» **What to work on**
Go through the listing and return every line with "image" in it.

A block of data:
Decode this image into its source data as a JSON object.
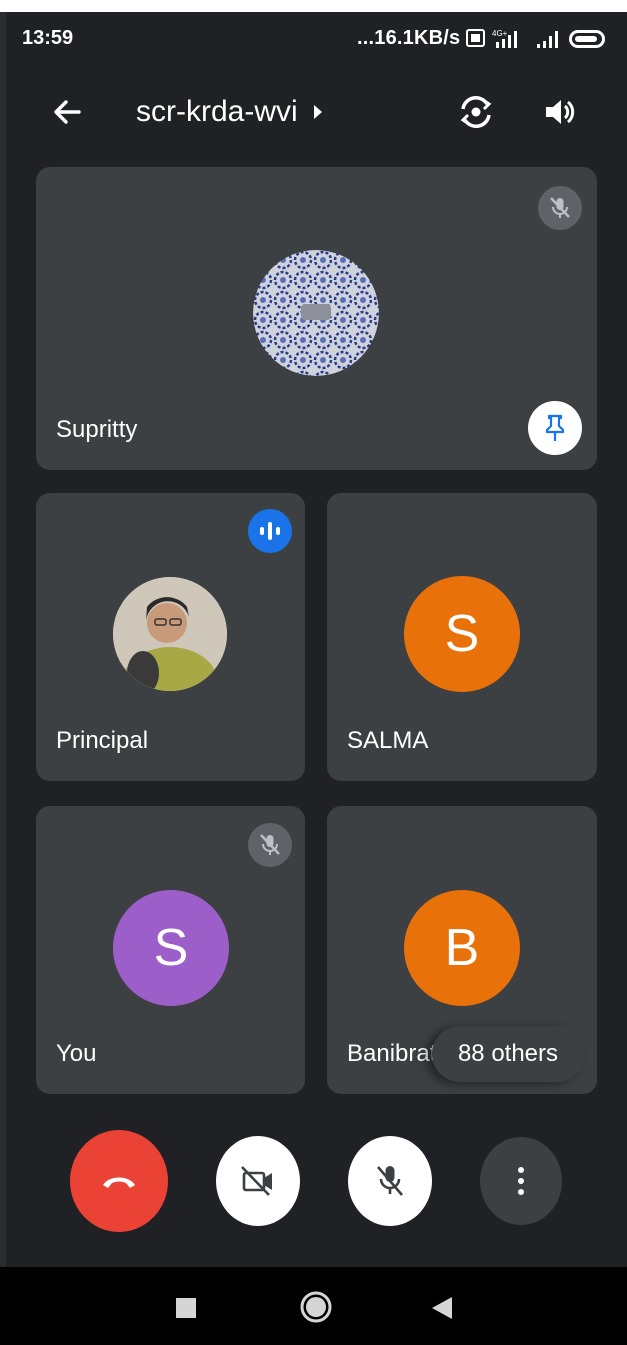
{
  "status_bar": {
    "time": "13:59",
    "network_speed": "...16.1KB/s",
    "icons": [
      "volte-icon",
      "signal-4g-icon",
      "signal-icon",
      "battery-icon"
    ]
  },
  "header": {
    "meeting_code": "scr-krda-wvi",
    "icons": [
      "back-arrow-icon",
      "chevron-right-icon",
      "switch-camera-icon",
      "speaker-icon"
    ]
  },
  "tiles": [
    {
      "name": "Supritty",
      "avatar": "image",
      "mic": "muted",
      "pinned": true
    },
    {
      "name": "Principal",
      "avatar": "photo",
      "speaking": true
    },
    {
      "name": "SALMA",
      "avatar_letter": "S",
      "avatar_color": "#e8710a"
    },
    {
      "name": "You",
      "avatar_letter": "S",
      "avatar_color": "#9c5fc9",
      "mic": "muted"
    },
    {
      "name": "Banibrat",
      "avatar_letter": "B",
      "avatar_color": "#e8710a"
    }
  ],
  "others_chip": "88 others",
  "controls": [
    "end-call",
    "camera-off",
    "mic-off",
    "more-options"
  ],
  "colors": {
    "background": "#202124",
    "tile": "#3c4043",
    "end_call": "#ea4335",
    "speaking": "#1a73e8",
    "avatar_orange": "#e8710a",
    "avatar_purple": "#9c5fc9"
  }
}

* * *

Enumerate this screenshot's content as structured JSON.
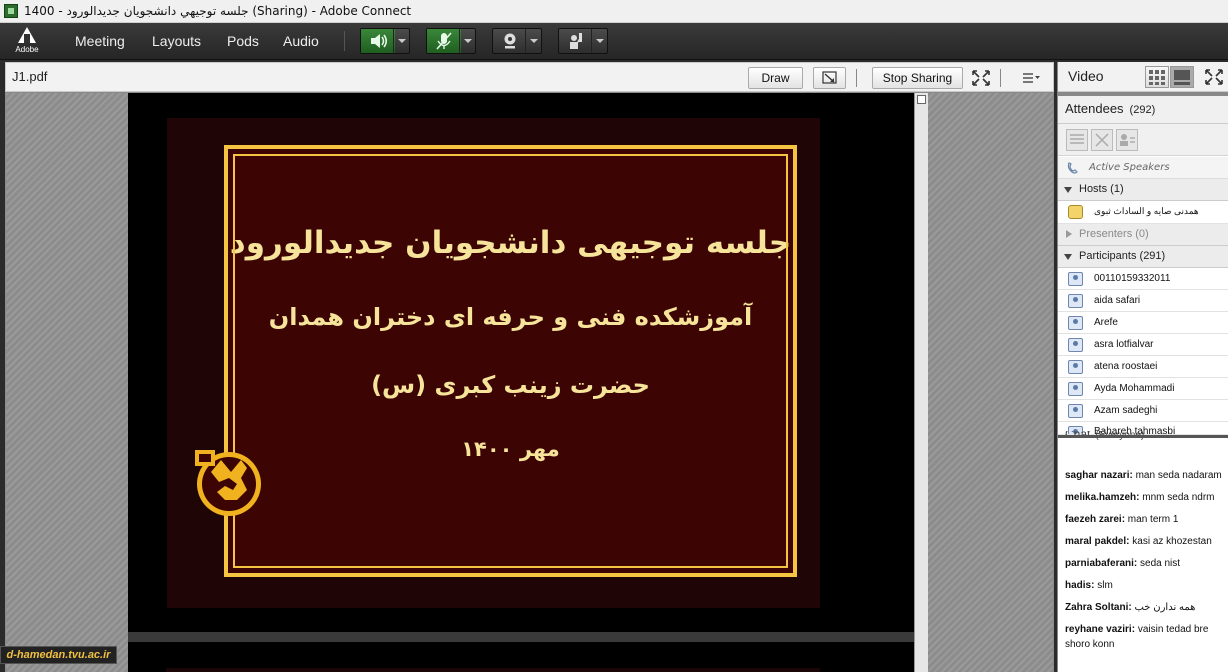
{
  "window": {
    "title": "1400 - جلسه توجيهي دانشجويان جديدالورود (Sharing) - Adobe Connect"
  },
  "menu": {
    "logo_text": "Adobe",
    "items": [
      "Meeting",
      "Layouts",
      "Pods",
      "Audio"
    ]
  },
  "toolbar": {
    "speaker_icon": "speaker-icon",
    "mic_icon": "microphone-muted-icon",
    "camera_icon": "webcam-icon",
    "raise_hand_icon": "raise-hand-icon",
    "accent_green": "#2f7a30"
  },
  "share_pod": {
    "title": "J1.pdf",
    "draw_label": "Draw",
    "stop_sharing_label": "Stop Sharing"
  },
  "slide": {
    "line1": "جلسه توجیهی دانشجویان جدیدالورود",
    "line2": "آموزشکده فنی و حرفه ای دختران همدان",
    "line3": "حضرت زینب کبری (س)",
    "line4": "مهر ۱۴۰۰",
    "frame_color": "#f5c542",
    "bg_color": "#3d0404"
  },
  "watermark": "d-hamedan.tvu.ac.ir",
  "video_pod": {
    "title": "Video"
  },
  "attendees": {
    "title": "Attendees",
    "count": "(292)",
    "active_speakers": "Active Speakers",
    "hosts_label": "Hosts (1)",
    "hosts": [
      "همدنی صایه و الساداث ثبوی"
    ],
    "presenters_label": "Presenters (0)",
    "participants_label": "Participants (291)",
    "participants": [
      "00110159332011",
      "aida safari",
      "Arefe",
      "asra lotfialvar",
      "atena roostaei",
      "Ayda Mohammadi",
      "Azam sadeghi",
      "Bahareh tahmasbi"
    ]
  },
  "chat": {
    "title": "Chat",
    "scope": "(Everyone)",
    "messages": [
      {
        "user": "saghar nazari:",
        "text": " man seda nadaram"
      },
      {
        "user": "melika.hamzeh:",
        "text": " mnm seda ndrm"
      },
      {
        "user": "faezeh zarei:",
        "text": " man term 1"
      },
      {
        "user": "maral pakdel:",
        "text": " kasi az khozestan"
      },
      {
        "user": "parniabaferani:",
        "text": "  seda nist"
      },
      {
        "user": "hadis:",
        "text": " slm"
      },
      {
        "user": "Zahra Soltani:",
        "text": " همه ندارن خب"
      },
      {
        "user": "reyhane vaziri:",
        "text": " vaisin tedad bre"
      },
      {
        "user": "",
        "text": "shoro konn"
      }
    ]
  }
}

» **Solution to this task**
Decode this image into its source data as a JSON object.
      "avatar": "image",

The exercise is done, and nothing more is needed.